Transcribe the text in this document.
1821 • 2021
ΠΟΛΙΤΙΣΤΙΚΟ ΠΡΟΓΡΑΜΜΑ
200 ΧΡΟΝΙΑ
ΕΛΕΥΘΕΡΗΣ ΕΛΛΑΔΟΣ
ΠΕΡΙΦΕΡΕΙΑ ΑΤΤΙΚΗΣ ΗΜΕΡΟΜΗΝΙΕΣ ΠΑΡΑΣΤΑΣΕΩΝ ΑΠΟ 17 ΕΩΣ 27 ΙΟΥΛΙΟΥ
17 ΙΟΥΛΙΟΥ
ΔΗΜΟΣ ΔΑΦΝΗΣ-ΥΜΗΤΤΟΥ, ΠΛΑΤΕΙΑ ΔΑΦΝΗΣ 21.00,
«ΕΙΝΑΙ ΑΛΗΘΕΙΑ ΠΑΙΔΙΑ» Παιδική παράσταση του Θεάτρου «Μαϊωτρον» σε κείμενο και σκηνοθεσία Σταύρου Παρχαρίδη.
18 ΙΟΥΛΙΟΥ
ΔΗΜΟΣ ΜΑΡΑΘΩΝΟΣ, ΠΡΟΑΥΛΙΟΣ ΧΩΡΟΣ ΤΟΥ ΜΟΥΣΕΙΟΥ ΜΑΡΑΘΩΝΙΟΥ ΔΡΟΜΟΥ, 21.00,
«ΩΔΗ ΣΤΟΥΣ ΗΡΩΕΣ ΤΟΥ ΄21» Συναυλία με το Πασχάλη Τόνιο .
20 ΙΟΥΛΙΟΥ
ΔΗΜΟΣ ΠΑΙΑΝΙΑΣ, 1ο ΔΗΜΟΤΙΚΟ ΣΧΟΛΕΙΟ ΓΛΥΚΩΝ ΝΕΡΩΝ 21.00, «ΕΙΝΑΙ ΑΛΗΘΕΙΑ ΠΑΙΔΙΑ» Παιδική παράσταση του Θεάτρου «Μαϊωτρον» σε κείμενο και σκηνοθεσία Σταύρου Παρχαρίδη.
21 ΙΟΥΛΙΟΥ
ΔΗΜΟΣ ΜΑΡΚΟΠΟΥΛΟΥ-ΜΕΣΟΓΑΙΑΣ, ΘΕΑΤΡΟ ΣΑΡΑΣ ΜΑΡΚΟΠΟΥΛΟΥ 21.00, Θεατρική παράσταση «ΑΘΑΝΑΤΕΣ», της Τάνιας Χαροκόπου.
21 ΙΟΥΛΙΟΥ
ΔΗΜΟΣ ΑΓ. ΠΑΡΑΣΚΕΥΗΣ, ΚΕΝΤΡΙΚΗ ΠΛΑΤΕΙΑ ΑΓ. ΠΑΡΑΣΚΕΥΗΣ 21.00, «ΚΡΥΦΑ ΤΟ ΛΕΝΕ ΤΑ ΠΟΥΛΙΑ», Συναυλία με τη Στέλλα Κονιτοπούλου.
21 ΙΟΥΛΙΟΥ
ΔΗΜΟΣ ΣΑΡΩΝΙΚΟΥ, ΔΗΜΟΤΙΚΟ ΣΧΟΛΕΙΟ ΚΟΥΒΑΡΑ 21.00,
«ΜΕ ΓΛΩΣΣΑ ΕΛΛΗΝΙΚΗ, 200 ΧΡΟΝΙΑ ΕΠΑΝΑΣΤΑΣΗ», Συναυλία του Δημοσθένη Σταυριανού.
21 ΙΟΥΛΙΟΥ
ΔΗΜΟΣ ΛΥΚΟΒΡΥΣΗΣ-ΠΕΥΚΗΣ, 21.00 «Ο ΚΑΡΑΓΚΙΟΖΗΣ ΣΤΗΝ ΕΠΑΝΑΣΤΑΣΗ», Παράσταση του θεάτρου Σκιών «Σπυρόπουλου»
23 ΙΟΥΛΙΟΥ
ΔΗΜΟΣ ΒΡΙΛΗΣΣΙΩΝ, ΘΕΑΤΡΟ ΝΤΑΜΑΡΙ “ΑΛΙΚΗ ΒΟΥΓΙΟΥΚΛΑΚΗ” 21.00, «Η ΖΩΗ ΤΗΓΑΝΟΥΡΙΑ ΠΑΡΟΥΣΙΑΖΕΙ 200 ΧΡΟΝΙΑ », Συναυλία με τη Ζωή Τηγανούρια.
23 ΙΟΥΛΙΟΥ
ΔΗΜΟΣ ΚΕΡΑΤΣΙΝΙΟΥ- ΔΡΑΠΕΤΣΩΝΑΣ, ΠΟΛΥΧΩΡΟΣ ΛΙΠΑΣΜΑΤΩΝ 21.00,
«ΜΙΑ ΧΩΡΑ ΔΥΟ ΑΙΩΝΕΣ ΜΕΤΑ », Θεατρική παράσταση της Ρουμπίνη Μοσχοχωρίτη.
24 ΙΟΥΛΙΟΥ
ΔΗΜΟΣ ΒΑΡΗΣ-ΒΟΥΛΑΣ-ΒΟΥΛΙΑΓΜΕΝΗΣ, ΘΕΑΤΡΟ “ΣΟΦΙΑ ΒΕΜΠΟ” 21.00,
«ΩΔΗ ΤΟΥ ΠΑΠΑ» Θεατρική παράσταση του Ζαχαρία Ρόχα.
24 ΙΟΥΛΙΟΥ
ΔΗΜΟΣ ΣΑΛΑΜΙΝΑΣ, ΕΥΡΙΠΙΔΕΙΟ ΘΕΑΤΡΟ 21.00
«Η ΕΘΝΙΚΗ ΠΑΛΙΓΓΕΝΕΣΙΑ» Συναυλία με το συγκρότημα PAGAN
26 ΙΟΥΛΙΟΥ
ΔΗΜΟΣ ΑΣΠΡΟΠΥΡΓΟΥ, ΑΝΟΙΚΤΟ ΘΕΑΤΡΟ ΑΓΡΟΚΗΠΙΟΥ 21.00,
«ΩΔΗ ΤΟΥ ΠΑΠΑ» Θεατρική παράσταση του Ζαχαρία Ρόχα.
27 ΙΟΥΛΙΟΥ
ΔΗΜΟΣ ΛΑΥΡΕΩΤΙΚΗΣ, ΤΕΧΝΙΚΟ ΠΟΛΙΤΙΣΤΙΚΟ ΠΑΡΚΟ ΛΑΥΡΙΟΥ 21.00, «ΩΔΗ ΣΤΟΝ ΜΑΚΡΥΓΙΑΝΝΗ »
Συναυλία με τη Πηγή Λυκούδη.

::::::::::

→ **Instruction**: Copy every line verbatim.

→ **Answer in full**:
Transcribe the text in this document.
1821 • 2021
ΠΟΛΙΤΙΣΤΙΚΟ ΠΡΟΓΡΑΜΜΑ
200 ΧΡΟΝΙΑ
ΕΛΕΥΘΕΡΗΣ ΕΛΛΑΔΟΣ
ΠΕΡΙΦΕΡΕΙΑ ΑΤΤΙΚΗΣ ΗΜΕΡΟΜΗΝΙΕΣ ΠΑΡΑΣΤΑΣΕΩΝ ΑΠΟ 17 ΕΩΣ 27 ΙΟΥΛΙΟΥ
17 ΙΟΥΛΙΟΥ
ΔΗΜΟΣ ΔΑΦΝΗΣ-ΥΜΗΤΤΟΥ, ΠΛΑΤΕΙΑ ΔΑΦΝΗΣ 21.00,
«ΕΙΝΑΙ ΑΛΗΘΕΙΑ ΠΑΙΔΙΑ» Παιδική παράσταση του Θεάτρου «Μαϊωτρον» σε κείμενο και σκηνοθεσία Σταύρου Παρχαρίδη.
18 ΙΟΥΛΙΟΥ
ΔΗΜΟΣ ΜΑΡΑΘΩΝΟΣ, ΠΡΟΑΥΛΙΟΣ ΧΩΡΟΣ ΤΟΥ ΜΟΥΣΕΙΟΥ ΜΑΡΑΘΩΝΙΟΥ ΔΡΟΜΟΥ, 21.00,
«ΩΔΗ ΣΤΟΥΣ ΗΡΩΕΣ ΤΟΥ ΄21» Συναυλία με το Πασχάλη Τόνιο .
20 ΙΟΥΛΙΟΥ
ΔΗΜΟΣ ΠΑΙΑΝΙΑΣ, 1ο ΔΗΜΟΤΙΚΟ ΣΧΟΛΕΙΟ ΓΛΥΚΩΝ ΝΕΡΩΝ 21.00, «ΕΙΝΑΙ ΑΛΗΘΕΙΑ ΠΑΙΔΙΑ» Παιδική παράσταση του Θεάτρου «Μαϊωτρον» σε κείμενο και σκηνοθεσία Σταύρου Παρχαρίδη.
21 ΙΟΥΛΙΟΥ
ΔΗΜΟΣ ΜΑΡΚΟΠΟΥΛΟΥ-ΜΕΣΟΓΑΙΑΣ, ΘΕΑΤΡΟ ΣΑΡΑΣ ΜΑΡΚΟΠΟΥΛΟΥ 21.00, Θεατρική παράσταση «ΑΘΑΝΑΤΕΣ», της Τάνιας Χαροκόπου.
21 ΙΟΥΛΙΟΥ
ΔΗΜΟΣ ΑΓ. ΠΑΡΑΣΚΕΥΗΣ, ΚΕΝΤΡΙΚΗ ΠΛΑΤΕΙΑ ΑΓ. ΠΑΡΑΣΚΕΥΗΣ 21.00, «ΚΡΥΦΑ ΤΟ ΛΕΝΕ ΤΑ ΠΟΥΛΙΑ», Συναυλία με τη Στέλλα Κονιτοπούλου.
21 ΙΟΥΛΙΟΥ
ΔΗΜΟΣ ΣΑΡΩΝΙΚΟΥ, ΔΗΜΟΤΙΚΟ ΣΧΟΛΕΙΟ ΚΟΥΒΑΡΑ 21.00,
«ΜΕ ΓΛΩΣΣΑ ΕΛΛΗΝΙΚΗ, 200 ΧΡΟΝΙΑ ΕΠΑΝΑΣΤΑΣΗ», Συναυλία του Δημοσθένη Σταυριανού.
21 ΙΟΥΛΙΟΥ
ΔΗΜΟΣ ΛΥΚΟΒΡΥΣΗΣ-ΠΕΥΚΗΣ, 21.00 «Ο ΚΑΡΑΓΚΙΟΖΗΣ ΣΤΗΝ ΕΠΑΝΑΣΤΑΣΗ», Παράσταση του θεάτρου Σκιών «Σπυρόπουλου»
23 ΙΟΥΛΙΟΥ
ΔΗΜΟΣ ΒΡΙΛΗΣΣΙΩΝ, ΘΕΑΤΡΟ ΝΤΑΜΑΡΙ “ΑΛΙΚΗ ΒΟΥΓΙΟΥΚΛΑΚΗ” 21.00, «Η ΖΩΗ ΤΗΓΑΝΟΥΡΙΑ ΠΑΡΟΥΣΙΑΖΕΙ 200 ΧΡΟΝΙΑ », Συναυλία με τη Ζωή Τηγανούρια.
23 ΙΟΥΛΙΟΥ
ΔΗΜΟΣ ΚΕΡΑΤΣΙΝΙΟΥ- ΔΡΑΠΕΤΣΩΝΑΣ, ΠΟΛΥΧΩΡΟΣ ΛΙΠΑΣΜΑΤΩΝ 21.00,
«ΜΙΑ ΧΩΡΑ ΔΥΟ ΑΙΩΝΕΣ ΜΕΤΑ », Θεατρική παράσταση της Ρουμπίνη Μοσχοχωρίτη.
24 ΙΟΥΛΙΟΥ
ΔΗΜΟΣ ΒΑΡΗΣ-ΒΟΥΛΑΣ-ΒΟΥΛΙΑΓΜΕΝΗΣ, ΘΕΑΤΡΟ “ΣΟΦΙΑ ΒΕΜΠΟ” 21.00,
«ΩΔΗ ΤΟΥ ΠΑΠΑ» Θεατρική παράσταση του Ζαχαρία Ρόχα.
24 ΙΟΥΛΙΟΥ
ΔΗΜΟΣ ΣΑΛΑΜΙΝΑΣ, ΕΥΡΙΠΙΔΕΙΟ ΘΕΑΤΡΟ 21.00
«Η ΕΘΝΙΚΗ ΠΑΛΙΓΓΕΝΕΣΙΑ» Συναυλία με το συγκρότημα PAGAN
26 ΙΟΥΛΙΟΥ
ΔΗΜΟΣ ΑΣΠΡΟΠΥΡΓΟΥ, ΑΝΟΙΚΤΟ ΘΕΑΤΡΟ ΑΓΡΟΚΗΠΙΟΥ 21.00,
«ΩΔΗ ΤΟΥ ΠΑΠΑ» Θεατρική παράσταση του Ζαχαρία Ρόχα.
27 ΙΟΥΛΙΟΥ
ΔΗΜΟΣ ΛΑΥΡΕΩΤΙΚΗΣ, ΤΕΧΝΙΚΟ ΠΟΛΙΤΙΣΤΙΚΟ ΠΑΡΚΟ ΛΑΥΡΙΟΥ 21.00, «ΩΔΗ ΣΤΟΝ ΜΑΚΡΥΓΙΑΝΝΗ »
Συναυλία με τη Πηγή Λυκούδη.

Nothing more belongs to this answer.